Guinée. Rien ne vaut un bon vieux coup d'Etat

Publié le par unmondeformidable

Rien ne vaut un bon vieux coup d'Etat (Le Pays. Burkina Faso)

Des militaires dirigés par Moussa Camara ont pris le pouvoir, le 22 décembre, après le décès du président Lansané. Une nouvelle illustration de l'échec des processus de démocratisation en Afrique.

Une nouvelle ère s'annonce-t-elle en Guinée ? Pour sa première grande sortie publique, le capitaine Moussa Dadis Camara, chef de la junte guinéenne, s'est présenté en véritable messie, décidé à "balayer" la maison guinéenne. Les jeunes prétoriens n'entendent pas pour autant s'installer durablement aux commandes du pays. Mais sauront-ils tenir parole ? Avant eux, feu le général Robert Gueï [arrivé au pouvoir le 24 décembre 1999, il a été renversé par Laurent Gbagbo en octobre 2000] avait tenté l'expérience en Côte d'Ivoire avant de céder aux sirènes du pouvoir.

# Données recueillies
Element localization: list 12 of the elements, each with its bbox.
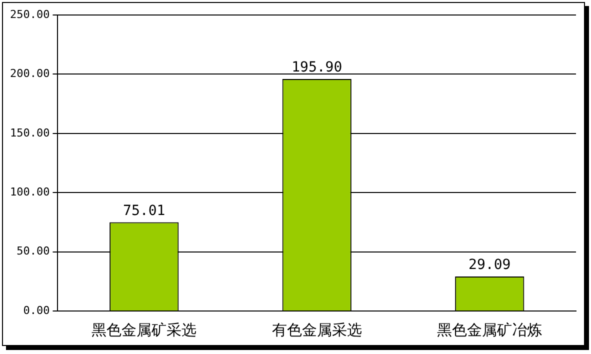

# Consigne 1
Relevez toutes les dates que donne l'article sur le coup d'État en Guinée.
# Consigne 2
Reprenez la rédaction de l'article sur le coup d'État en Guinée à la suite de sa dernière phrase.

# Réponse 1
- 22 décembre
- 24 décembre 1999
- octobre 2000

# Réponse 2
Les nouveaux dirigeants guinéens se sont eux-mêmes imposés deux ans d'exercice afin d'organiser des élections libres et transparentes et de se retirer du pouvoir. Mais la question se pose de savoir si l'ambition de moraliser les services publics pourra se réaliser avant la tenue effective de la consultation électorale. Aura-t-on vraiment le temps d'isoler le bon grain de l'ivraie avant de confier les rênes de l'Etat à un leadership plus clairvoyant ? Il est de notoriété publique que l'Etat guinéen est en faillite. Sa classe politique a depuis longtemps abdiqué. On comprend pourquoi le nouveau dirigeant a fustigé tous ceux qui ont profité des deniers publics, soulignant au passage qu'ils devront rendre gorge. Mais les deux ans de délai paraissent excessifs aux yeux de certains acteurs politiques guinéens.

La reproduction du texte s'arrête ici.